**SHORT TASK**: Go through the data below. List every line that holds the word "none".

(Items from a dataset)
========================================================================

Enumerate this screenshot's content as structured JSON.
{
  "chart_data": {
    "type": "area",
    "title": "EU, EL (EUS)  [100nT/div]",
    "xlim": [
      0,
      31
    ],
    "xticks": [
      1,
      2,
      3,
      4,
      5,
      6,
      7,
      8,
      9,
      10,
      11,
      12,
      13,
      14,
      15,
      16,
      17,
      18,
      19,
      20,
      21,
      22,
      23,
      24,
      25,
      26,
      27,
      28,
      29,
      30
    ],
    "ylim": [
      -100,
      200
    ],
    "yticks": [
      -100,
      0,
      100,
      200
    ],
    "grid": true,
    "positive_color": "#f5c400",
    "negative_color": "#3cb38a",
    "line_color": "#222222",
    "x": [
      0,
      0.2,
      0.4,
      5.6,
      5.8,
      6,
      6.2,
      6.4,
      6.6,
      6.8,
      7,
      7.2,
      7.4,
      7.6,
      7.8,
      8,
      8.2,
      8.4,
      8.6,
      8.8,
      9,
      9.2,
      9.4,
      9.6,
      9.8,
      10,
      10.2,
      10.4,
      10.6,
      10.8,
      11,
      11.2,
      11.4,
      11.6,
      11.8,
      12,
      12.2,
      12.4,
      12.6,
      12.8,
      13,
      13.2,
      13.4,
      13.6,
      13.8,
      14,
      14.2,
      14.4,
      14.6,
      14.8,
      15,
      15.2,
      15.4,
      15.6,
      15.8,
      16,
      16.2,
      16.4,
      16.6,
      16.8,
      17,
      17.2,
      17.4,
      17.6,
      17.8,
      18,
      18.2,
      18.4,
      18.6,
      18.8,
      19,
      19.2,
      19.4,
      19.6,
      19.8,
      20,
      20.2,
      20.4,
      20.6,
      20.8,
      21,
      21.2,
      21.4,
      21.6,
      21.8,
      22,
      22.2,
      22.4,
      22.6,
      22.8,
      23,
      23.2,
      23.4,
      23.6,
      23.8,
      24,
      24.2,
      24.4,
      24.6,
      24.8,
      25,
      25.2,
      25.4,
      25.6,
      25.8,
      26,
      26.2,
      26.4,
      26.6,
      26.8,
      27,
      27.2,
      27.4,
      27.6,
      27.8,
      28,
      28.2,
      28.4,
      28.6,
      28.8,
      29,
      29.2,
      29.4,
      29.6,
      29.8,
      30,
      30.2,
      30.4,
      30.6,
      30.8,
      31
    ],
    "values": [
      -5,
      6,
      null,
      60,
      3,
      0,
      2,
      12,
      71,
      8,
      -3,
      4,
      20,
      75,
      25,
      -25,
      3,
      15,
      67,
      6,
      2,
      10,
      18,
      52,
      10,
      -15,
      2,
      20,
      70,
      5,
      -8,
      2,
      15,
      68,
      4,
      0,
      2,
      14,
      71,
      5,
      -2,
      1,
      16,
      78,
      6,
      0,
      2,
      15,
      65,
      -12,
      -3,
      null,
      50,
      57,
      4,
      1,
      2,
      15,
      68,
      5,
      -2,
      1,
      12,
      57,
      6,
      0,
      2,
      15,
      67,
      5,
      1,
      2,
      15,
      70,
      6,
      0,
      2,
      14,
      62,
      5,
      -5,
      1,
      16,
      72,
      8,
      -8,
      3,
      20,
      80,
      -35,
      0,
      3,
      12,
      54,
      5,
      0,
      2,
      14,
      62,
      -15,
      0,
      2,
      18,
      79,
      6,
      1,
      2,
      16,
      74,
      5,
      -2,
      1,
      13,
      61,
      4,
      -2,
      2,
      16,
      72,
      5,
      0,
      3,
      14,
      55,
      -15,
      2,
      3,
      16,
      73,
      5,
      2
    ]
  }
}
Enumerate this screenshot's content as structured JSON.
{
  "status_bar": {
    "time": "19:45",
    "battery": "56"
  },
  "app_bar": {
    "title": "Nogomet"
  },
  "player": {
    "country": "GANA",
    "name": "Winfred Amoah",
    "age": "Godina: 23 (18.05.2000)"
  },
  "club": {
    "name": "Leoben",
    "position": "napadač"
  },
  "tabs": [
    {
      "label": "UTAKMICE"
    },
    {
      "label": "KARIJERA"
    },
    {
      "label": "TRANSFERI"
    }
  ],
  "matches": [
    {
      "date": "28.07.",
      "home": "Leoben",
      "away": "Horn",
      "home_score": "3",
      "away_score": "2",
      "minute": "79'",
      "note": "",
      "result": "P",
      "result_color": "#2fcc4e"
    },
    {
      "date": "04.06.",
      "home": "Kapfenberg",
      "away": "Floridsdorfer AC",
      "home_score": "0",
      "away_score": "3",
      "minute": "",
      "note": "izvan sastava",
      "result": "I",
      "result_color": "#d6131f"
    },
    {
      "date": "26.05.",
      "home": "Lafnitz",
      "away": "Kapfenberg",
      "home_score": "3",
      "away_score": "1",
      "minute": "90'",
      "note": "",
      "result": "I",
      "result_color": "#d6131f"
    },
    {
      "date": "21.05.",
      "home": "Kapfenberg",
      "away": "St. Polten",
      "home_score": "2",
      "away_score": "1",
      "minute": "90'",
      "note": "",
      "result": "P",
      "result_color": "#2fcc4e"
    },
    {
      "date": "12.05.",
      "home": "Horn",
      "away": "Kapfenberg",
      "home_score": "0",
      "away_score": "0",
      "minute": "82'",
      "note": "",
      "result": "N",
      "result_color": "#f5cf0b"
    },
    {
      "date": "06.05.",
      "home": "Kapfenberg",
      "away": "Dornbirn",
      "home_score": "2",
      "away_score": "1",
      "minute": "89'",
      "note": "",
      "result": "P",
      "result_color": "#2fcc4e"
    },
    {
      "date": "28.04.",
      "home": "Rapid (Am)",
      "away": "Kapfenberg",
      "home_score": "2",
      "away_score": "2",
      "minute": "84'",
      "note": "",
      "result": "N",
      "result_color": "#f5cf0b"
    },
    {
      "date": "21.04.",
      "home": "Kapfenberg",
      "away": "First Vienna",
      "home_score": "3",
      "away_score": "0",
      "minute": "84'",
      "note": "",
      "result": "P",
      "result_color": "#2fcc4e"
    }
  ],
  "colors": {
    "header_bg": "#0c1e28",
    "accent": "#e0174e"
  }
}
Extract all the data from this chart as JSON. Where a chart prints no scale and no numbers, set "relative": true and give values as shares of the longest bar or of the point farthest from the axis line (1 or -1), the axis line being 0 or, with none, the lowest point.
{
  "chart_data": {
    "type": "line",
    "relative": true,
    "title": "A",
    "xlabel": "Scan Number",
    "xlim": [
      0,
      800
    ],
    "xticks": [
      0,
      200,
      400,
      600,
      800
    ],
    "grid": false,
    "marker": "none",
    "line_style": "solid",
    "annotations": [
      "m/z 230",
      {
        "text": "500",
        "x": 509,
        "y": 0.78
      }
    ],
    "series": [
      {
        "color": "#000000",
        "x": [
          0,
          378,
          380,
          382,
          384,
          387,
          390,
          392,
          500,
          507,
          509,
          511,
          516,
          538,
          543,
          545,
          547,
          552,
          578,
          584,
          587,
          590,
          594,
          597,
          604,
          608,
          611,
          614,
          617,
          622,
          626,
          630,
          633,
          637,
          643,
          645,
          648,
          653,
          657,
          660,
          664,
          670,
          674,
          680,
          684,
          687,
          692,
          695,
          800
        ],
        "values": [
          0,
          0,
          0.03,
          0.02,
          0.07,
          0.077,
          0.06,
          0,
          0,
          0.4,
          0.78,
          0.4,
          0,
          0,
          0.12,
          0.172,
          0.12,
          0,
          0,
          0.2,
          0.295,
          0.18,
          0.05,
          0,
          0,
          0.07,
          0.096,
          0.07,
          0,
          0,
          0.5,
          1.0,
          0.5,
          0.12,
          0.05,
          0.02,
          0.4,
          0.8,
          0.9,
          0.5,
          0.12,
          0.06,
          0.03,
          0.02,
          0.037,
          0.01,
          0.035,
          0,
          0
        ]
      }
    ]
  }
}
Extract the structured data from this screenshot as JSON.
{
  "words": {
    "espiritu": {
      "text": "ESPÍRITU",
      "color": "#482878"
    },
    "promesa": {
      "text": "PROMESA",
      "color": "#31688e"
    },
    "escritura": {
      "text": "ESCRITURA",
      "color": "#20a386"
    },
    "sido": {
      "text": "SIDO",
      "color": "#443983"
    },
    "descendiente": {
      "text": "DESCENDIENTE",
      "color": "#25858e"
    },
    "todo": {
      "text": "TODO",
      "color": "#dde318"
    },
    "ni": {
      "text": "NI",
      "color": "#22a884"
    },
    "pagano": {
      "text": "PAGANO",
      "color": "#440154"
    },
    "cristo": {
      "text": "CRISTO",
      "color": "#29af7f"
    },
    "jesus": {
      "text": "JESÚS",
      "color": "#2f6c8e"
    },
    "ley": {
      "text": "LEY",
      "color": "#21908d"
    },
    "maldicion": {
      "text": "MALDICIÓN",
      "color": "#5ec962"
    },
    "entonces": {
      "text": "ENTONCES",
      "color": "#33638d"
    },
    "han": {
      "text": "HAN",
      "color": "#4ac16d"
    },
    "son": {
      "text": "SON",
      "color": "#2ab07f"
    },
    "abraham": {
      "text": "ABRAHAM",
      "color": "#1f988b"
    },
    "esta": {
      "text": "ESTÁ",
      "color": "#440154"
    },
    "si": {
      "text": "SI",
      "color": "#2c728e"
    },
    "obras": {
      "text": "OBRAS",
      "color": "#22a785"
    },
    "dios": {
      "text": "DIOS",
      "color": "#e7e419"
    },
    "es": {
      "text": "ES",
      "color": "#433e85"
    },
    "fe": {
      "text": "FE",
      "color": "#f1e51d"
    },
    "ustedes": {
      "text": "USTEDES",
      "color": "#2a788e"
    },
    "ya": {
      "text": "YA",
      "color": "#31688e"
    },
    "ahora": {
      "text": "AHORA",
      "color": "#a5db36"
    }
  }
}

========================================================================

**SOLUTION TO THIS PROBLEM**:
Extract all the data from this chart as JSON. Where a chart prints no scale and no numbers, set "relative": true and give values as shares of the longest bar or of the point farthest from the axis line (1 or -1), the axis line being 0 or, with none, the lowest point.
    "marker": "none",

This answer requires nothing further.